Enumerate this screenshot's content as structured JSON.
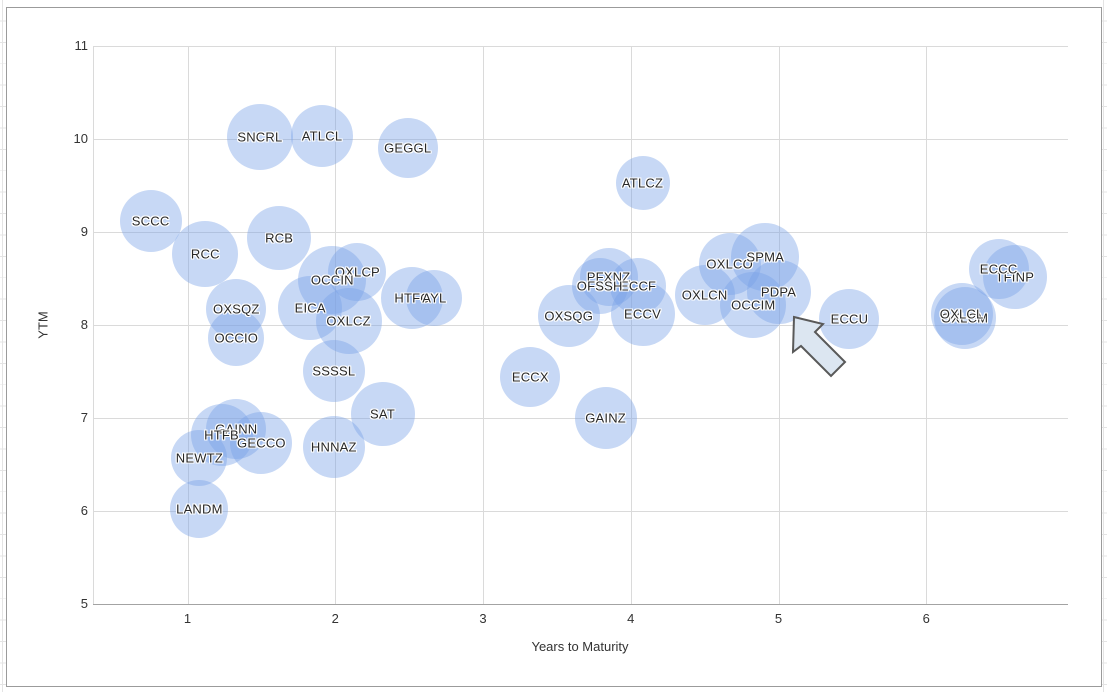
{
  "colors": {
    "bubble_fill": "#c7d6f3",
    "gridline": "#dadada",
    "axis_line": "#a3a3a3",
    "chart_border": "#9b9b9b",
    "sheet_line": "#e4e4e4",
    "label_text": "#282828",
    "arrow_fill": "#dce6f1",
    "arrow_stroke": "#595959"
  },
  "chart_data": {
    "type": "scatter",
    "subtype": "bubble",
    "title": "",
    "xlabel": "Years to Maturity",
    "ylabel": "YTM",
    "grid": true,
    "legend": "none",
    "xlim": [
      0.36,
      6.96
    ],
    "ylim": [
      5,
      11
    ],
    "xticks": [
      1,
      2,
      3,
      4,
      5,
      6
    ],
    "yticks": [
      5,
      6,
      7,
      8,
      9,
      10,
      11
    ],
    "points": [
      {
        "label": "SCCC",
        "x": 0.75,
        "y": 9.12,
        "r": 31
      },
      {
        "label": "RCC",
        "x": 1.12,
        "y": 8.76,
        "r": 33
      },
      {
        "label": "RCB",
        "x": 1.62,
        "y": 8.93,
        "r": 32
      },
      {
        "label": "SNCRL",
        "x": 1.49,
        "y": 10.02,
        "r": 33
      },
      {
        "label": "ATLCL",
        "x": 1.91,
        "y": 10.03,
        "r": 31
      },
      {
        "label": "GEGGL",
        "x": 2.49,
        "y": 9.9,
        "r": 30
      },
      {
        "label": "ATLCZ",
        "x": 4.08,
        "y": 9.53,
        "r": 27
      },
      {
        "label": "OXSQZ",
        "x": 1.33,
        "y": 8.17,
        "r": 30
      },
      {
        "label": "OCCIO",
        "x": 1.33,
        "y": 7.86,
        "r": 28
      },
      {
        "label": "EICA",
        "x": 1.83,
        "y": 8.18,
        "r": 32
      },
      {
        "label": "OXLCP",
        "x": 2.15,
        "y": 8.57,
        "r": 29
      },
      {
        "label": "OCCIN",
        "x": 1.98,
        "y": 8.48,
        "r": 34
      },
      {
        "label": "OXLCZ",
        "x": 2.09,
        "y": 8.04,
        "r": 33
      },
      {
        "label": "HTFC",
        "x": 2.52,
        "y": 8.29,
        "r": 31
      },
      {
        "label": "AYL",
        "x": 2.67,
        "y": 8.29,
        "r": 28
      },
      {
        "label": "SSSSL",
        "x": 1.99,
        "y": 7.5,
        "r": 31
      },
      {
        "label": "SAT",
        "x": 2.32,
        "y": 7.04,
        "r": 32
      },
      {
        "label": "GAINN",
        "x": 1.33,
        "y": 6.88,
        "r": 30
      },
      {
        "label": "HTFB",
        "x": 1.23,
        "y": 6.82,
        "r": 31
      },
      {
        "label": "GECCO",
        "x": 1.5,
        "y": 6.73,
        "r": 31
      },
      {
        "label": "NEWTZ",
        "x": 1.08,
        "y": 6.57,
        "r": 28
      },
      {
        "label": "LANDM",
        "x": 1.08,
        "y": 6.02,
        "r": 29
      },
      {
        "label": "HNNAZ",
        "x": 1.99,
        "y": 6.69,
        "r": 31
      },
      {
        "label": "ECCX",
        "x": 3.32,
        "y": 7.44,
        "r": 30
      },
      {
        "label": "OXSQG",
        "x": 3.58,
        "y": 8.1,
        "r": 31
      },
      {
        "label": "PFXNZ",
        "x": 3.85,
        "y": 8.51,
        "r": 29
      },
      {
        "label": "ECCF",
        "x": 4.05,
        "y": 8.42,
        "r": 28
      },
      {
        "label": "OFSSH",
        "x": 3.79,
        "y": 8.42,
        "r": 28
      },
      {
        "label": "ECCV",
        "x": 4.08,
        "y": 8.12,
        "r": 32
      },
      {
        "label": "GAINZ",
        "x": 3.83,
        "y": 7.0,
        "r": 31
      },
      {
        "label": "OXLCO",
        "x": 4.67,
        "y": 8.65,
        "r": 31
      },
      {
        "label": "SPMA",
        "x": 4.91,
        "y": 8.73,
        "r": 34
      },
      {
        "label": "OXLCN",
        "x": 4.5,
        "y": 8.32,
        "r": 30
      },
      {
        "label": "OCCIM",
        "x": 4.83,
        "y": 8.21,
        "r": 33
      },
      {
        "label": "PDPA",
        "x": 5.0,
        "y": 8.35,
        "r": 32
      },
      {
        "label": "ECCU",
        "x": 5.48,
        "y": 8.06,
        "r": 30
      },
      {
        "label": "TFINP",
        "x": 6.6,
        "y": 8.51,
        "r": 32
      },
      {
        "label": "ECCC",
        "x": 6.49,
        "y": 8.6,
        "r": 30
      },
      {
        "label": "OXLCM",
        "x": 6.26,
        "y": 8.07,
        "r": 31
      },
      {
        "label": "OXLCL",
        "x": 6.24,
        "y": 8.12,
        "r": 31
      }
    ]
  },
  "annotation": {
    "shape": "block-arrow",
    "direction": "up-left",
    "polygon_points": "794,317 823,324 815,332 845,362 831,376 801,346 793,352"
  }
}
********
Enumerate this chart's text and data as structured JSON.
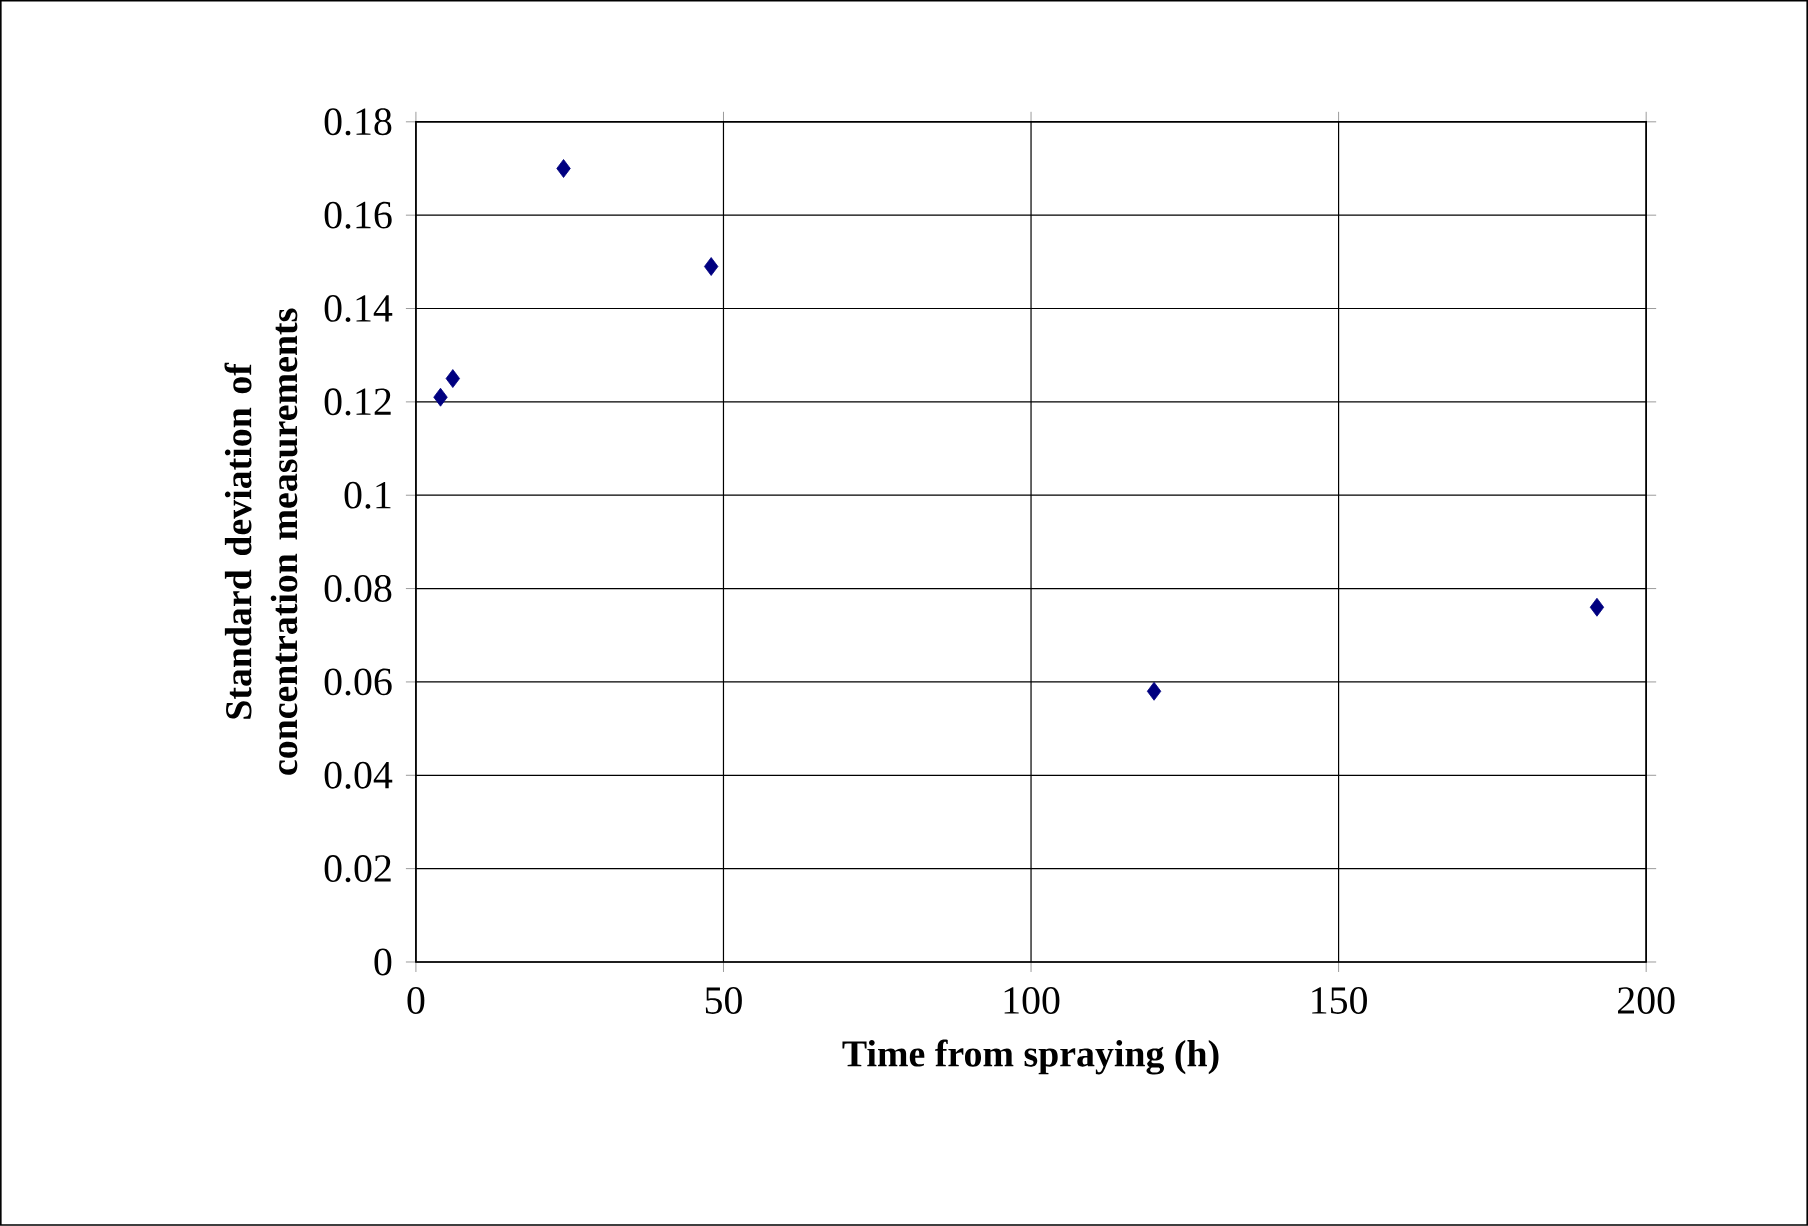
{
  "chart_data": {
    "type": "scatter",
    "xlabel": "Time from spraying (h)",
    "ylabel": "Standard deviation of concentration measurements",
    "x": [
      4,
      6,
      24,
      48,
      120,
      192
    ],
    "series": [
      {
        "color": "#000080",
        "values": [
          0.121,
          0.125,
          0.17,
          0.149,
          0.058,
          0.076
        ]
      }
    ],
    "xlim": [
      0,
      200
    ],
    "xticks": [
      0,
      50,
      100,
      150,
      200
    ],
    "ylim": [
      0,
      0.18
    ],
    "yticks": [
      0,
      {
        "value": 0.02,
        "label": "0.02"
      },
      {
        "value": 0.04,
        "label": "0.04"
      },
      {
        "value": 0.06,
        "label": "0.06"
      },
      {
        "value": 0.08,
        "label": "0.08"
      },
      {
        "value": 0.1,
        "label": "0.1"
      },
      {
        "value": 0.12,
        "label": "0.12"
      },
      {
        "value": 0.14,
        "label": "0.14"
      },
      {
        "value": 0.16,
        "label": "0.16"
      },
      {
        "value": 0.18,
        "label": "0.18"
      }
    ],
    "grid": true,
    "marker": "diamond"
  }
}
********
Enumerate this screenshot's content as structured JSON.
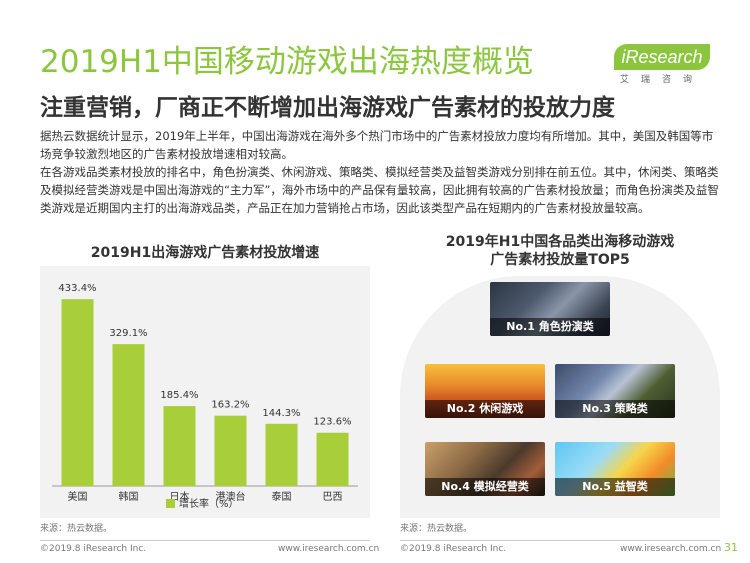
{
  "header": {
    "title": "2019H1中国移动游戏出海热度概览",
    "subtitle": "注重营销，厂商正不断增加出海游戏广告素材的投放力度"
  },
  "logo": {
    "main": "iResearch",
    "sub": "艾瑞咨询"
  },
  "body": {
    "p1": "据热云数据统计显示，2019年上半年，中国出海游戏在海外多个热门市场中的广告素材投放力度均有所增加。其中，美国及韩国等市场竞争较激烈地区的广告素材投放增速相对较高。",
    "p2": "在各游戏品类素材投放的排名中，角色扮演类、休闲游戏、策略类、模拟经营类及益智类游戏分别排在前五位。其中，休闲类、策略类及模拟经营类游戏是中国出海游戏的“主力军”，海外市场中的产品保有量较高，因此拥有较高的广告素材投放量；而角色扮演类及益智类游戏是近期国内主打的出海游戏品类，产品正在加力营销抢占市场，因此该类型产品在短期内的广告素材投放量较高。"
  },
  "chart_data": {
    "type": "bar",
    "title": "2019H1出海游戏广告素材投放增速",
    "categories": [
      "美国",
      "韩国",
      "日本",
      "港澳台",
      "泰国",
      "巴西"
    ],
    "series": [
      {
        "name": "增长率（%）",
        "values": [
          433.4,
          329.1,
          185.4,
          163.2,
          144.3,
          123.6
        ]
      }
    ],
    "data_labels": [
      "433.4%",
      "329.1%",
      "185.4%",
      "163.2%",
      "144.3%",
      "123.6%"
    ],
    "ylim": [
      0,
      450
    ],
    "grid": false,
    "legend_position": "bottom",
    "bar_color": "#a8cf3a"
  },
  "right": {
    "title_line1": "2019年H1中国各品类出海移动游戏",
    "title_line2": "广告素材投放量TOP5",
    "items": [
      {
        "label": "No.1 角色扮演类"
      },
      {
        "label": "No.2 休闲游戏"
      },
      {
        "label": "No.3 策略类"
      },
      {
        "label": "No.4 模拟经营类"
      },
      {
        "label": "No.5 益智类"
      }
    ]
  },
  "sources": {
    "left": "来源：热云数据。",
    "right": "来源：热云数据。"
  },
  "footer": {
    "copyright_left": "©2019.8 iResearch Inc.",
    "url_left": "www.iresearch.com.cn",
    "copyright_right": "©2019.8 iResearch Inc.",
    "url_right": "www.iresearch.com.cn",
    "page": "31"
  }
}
********
| GIVEN PROBLEM |
Pick out each line that holds the string "ylabel".

| WRITTEN ANSWER |
    "ylabel": "YTM",
    "ylabel": "Standard deviation of concentration measurements",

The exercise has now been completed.